● Stated problem
From the listing below, pull out every line where the string "Högre" appears.

● Data for this task

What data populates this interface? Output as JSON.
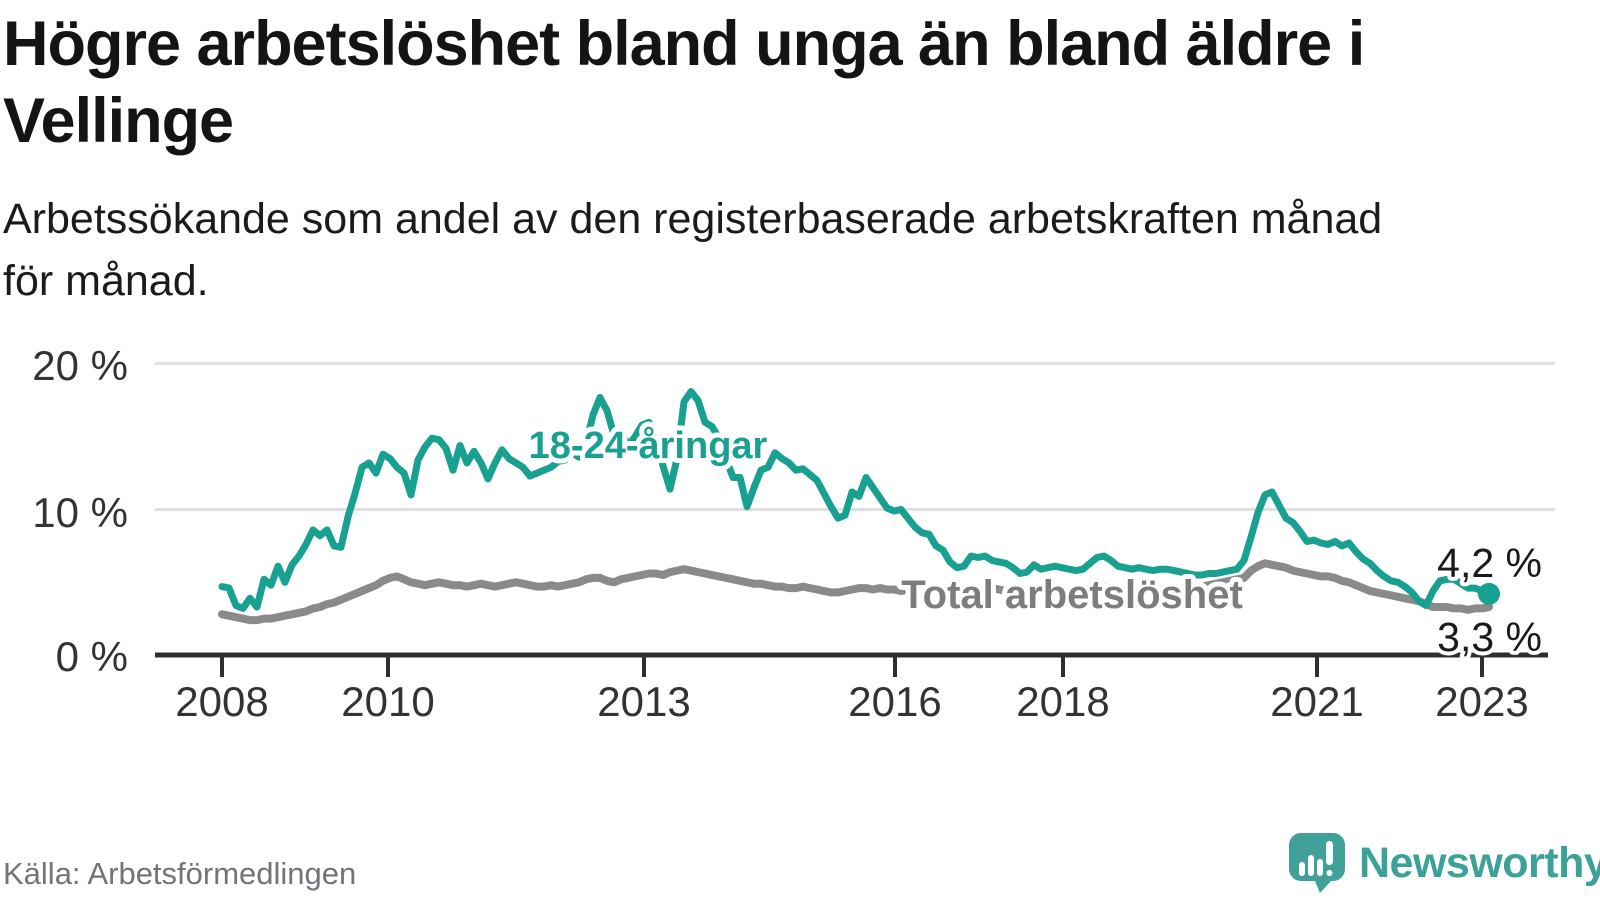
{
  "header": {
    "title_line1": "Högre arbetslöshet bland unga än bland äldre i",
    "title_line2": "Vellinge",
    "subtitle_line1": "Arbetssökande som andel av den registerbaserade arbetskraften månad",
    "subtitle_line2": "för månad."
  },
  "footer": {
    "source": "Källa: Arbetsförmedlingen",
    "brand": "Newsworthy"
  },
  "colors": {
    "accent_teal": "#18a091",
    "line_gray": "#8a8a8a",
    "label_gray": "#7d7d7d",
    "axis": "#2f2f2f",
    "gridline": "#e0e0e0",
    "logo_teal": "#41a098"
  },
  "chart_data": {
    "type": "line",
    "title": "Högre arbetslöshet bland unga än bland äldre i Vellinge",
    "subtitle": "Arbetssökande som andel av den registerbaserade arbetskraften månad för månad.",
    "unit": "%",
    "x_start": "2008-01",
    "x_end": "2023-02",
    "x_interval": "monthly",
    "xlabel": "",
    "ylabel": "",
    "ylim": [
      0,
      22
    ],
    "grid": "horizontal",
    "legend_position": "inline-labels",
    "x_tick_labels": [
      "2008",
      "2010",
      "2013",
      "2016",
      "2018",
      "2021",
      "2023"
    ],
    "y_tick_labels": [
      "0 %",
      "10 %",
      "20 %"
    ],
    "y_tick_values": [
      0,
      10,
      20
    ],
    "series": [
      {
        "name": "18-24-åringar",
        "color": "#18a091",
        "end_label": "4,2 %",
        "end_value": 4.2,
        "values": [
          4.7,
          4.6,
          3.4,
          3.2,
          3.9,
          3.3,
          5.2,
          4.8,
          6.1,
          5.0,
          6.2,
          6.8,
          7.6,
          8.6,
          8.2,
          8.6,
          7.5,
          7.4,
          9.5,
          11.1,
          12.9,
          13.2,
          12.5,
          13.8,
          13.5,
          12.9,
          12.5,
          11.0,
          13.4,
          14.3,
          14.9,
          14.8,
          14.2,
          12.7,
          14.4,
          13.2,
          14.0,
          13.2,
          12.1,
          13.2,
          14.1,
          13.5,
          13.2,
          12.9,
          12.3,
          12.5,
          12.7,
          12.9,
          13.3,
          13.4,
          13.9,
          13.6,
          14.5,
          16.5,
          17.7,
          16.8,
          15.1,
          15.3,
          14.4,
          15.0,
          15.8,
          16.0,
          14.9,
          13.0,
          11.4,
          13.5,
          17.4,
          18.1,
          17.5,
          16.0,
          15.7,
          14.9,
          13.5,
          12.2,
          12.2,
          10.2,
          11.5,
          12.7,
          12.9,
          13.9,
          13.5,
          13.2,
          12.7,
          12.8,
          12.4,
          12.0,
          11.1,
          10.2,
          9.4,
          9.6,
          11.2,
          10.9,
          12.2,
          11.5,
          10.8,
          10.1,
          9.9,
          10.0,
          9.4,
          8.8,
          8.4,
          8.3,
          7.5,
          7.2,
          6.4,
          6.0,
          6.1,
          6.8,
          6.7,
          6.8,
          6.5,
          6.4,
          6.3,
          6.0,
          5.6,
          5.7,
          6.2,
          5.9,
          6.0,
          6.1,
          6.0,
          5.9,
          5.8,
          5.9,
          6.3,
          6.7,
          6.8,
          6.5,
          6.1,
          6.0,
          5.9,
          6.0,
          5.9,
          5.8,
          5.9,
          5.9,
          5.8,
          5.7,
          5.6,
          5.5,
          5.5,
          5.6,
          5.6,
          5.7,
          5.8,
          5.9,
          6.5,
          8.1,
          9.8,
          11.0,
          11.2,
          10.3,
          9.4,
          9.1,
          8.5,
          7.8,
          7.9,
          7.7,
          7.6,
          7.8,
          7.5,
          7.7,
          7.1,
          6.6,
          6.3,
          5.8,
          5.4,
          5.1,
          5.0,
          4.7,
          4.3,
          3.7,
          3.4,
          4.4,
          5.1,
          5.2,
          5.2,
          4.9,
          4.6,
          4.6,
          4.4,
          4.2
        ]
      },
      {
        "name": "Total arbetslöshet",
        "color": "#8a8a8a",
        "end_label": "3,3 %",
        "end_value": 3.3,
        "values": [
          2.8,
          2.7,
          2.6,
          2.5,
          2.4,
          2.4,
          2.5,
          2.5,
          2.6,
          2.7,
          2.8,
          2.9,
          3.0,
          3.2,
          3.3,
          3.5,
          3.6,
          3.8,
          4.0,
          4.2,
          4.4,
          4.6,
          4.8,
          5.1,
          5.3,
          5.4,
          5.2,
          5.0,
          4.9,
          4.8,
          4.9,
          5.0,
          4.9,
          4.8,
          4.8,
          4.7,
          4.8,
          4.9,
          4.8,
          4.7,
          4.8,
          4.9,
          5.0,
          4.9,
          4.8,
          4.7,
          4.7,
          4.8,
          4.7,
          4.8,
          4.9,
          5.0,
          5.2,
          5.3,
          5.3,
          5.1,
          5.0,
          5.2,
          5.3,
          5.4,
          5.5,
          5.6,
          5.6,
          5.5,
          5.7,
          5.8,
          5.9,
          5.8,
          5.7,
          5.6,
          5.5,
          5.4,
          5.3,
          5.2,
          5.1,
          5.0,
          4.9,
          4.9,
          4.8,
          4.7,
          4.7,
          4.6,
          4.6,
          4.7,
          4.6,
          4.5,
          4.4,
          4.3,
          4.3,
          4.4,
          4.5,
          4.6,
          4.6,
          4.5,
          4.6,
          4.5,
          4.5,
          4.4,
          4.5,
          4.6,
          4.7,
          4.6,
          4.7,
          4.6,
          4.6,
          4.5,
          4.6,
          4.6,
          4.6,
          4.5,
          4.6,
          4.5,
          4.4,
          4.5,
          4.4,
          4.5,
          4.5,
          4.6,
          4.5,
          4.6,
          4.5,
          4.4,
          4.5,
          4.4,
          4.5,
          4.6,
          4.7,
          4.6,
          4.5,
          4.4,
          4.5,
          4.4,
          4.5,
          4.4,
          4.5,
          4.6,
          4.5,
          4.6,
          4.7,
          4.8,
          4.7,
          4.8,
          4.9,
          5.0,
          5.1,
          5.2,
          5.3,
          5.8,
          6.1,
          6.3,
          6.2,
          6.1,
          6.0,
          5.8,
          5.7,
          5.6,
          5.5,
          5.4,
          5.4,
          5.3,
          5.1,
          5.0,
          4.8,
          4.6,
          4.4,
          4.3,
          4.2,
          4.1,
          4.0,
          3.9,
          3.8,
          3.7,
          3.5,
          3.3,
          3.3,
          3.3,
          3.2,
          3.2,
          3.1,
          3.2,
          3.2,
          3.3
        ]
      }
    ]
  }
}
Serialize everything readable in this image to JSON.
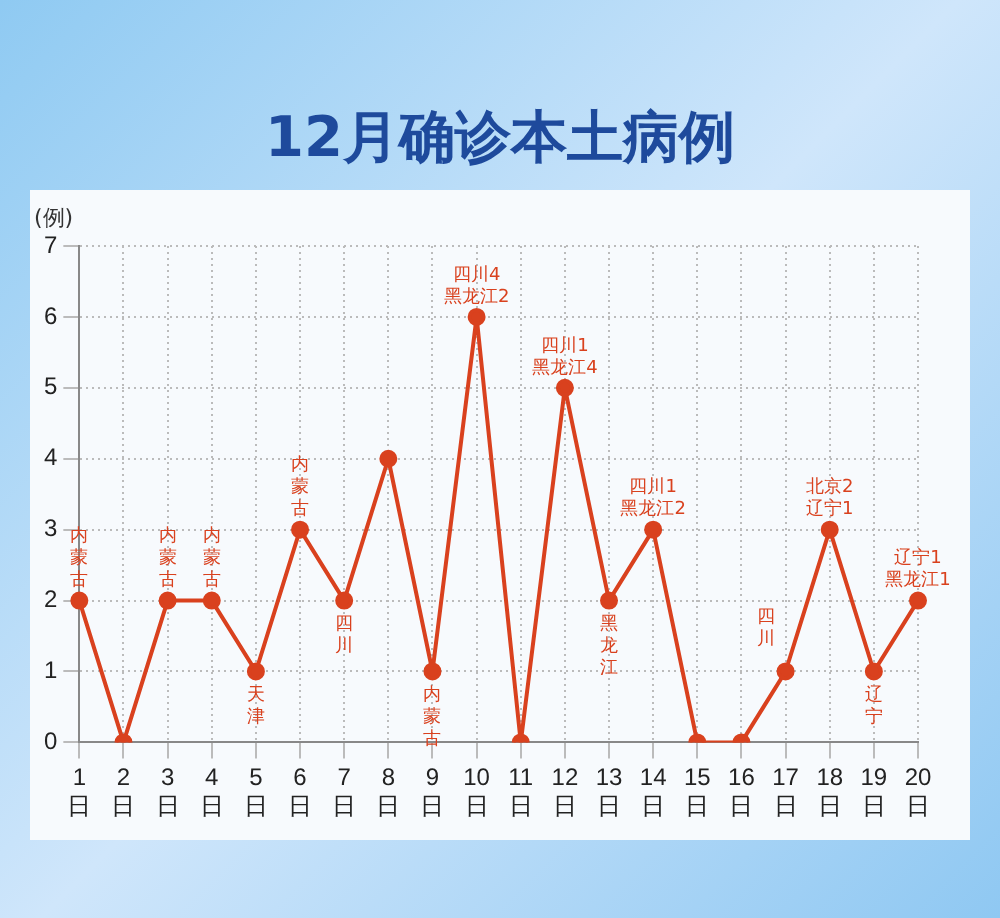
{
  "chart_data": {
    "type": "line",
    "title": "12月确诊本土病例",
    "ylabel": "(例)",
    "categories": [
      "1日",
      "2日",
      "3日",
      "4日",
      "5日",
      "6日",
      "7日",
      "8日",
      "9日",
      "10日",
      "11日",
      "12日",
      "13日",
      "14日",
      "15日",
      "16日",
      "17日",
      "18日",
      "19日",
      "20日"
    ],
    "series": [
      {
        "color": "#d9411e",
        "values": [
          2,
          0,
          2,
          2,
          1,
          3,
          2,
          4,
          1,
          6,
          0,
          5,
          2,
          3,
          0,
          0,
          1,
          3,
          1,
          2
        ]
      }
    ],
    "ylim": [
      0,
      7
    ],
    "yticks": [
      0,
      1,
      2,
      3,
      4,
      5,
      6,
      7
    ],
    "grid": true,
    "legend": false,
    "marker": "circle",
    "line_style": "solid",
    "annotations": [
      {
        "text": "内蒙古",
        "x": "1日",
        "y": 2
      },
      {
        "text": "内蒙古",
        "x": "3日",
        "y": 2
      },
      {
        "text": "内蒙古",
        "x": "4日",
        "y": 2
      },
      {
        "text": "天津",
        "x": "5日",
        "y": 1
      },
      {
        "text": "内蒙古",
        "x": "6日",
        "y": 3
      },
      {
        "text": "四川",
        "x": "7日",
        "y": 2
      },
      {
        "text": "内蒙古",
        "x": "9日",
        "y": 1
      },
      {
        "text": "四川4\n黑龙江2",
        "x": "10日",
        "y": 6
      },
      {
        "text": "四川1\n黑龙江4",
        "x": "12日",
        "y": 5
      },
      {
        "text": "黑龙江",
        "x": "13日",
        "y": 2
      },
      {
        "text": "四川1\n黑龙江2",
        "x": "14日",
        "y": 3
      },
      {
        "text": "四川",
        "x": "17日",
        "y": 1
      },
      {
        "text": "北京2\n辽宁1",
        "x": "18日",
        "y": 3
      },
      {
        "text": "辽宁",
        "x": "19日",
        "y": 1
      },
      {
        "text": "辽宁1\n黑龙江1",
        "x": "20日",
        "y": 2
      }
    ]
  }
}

● Final result
    "title_line1": "Högre arbetslöshet bland unga än bland äldre i",
    "title": "Högre arbetslöshet bland unga än bland äldre i Vellinge",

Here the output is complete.